**STATED TASK**: Look through the records that follow. Copy every line containing the word "Leitung".

○ ○ ○ ○

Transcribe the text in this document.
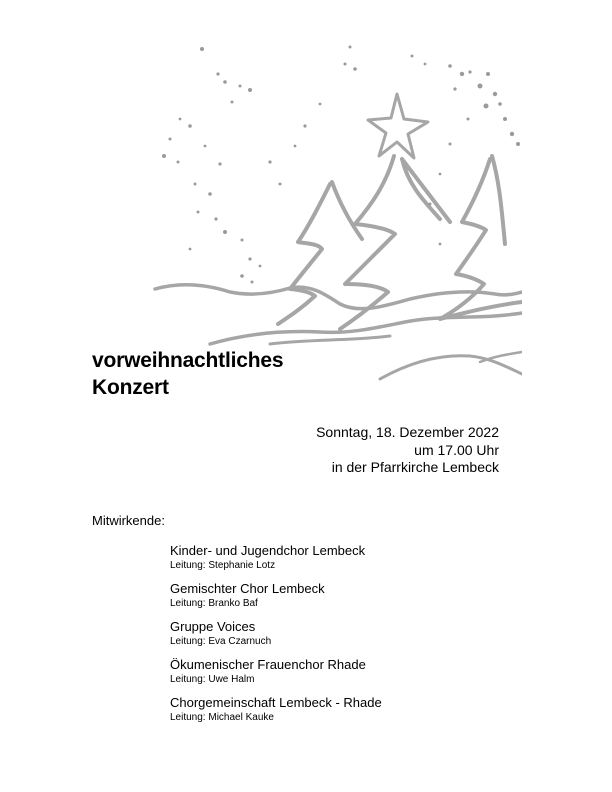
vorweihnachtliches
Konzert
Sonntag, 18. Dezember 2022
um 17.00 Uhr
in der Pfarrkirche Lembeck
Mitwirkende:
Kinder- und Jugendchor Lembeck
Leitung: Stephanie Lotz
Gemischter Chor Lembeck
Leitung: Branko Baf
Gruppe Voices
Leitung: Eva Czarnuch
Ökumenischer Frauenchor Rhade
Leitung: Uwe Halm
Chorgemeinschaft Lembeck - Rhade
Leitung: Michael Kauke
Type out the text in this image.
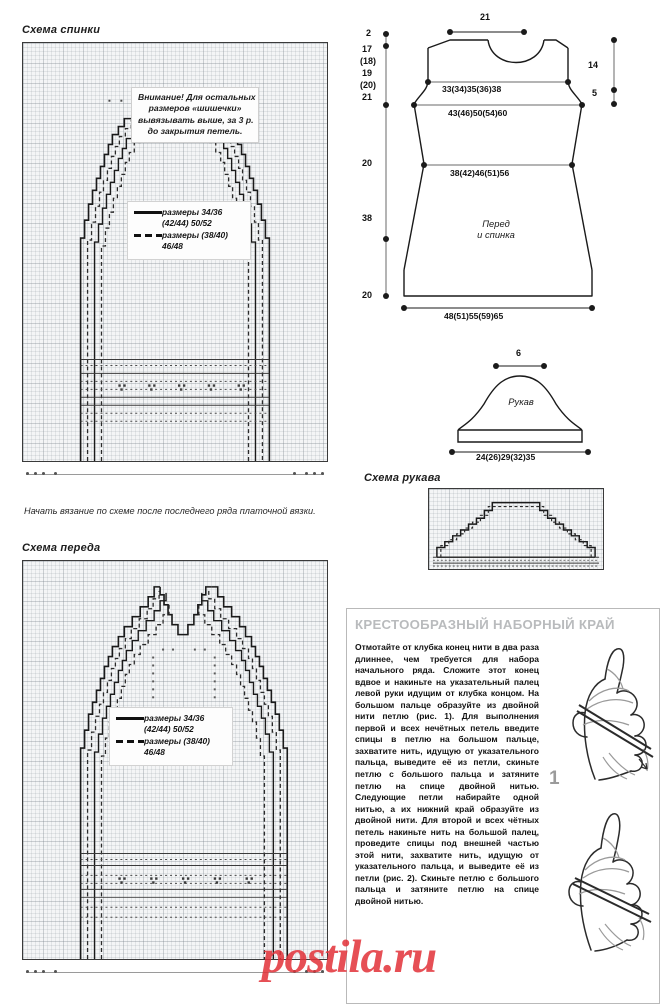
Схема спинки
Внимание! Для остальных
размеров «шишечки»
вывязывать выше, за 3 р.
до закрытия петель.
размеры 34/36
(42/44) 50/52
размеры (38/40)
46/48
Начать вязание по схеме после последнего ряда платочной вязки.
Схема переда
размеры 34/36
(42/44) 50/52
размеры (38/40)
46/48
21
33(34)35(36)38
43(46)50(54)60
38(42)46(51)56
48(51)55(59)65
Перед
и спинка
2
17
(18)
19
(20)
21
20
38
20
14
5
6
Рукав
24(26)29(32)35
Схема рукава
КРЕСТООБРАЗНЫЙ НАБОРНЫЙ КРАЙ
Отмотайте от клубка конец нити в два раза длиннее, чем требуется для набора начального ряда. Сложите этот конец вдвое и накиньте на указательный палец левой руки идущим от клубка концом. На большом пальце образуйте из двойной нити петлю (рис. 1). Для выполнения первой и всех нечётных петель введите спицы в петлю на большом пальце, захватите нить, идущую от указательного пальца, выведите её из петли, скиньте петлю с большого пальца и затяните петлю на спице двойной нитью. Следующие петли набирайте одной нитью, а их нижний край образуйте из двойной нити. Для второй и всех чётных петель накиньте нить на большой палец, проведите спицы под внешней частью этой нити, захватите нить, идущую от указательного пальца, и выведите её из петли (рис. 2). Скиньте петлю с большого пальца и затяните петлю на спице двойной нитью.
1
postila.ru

○ ○ ○ ○

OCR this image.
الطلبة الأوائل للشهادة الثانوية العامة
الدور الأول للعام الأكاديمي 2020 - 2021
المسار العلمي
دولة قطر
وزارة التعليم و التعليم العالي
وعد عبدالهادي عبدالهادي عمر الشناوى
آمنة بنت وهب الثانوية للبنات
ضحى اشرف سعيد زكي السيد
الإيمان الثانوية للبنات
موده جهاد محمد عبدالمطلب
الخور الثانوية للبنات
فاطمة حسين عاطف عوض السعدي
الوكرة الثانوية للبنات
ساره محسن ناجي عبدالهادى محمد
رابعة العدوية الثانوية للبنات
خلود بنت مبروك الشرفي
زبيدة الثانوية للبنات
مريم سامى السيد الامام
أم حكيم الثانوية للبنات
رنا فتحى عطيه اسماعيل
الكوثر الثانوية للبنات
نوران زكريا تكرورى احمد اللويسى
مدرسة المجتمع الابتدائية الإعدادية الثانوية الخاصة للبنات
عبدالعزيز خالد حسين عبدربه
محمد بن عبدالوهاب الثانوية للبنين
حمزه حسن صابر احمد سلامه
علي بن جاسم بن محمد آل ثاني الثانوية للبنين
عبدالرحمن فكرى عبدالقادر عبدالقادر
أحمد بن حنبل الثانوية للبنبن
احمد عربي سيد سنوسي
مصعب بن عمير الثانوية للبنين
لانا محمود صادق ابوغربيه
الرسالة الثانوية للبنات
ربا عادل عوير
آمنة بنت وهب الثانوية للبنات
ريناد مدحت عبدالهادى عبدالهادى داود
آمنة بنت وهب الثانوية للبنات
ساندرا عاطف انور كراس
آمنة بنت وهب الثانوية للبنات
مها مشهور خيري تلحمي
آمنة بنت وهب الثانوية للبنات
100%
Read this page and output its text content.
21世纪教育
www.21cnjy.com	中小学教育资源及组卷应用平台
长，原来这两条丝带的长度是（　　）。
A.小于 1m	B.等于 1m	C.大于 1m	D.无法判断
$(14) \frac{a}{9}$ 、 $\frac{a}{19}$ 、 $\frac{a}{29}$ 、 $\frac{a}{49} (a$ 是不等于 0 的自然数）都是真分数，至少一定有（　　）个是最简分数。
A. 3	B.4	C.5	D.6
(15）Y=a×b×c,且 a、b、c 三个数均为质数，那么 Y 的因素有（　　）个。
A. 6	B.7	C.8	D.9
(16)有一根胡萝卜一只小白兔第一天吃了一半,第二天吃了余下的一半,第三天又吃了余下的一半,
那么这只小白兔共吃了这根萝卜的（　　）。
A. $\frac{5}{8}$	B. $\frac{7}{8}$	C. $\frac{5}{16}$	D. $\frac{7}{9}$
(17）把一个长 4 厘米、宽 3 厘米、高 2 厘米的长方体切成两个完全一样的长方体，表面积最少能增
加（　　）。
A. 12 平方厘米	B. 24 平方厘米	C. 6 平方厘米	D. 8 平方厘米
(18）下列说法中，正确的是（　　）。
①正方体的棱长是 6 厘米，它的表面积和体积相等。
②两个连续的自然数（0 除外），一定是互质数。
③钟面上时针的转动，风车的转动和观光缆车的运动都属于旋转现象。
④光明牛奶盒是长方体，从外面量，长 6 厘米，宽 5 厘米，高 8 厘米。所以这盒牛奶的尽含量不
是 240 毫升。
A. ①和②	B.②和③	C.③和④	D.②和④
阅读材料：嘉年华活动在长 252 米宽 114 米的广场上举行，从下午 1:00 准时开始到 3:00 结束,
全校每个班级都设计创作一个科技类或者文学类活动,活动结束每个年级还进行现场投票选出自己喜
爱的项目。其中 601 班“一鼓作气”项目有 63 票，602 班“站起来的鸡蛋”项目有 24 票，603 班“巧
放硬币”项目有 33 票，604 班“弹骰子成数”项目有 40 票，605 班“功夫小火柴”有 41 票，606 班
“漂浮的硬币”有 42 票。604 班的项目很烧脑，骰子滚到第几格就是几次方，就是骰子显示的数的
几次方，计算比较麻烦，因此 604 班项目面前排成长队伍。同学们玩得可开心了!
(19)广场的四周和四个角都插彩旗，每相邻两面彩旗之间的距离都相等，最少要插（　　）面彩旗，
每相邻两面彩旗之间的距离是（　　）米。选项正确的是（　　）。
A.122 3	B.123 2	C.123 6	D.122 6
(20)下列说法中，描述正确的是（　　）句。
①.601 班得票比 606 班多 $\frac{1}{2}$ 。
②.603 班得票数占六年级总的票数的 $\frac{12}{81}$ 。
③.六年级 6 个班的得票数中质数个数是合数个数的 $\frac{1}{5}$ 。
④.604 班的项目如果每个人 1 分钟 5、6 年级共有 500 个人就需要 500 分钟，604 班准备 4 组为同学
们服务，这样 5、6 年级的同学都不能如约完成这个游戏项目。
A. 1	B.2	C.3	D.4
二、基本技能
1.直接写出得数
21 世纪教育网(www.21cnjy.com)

○ ○ ○ ○

**RESULT OF THIS TASK**:
Leitung: Stephanie Lotz
Leitung: Branko Baf
Leitung: Eva Czarnuch
Leitung: Uwe Halm
Leitung: Michael Kauke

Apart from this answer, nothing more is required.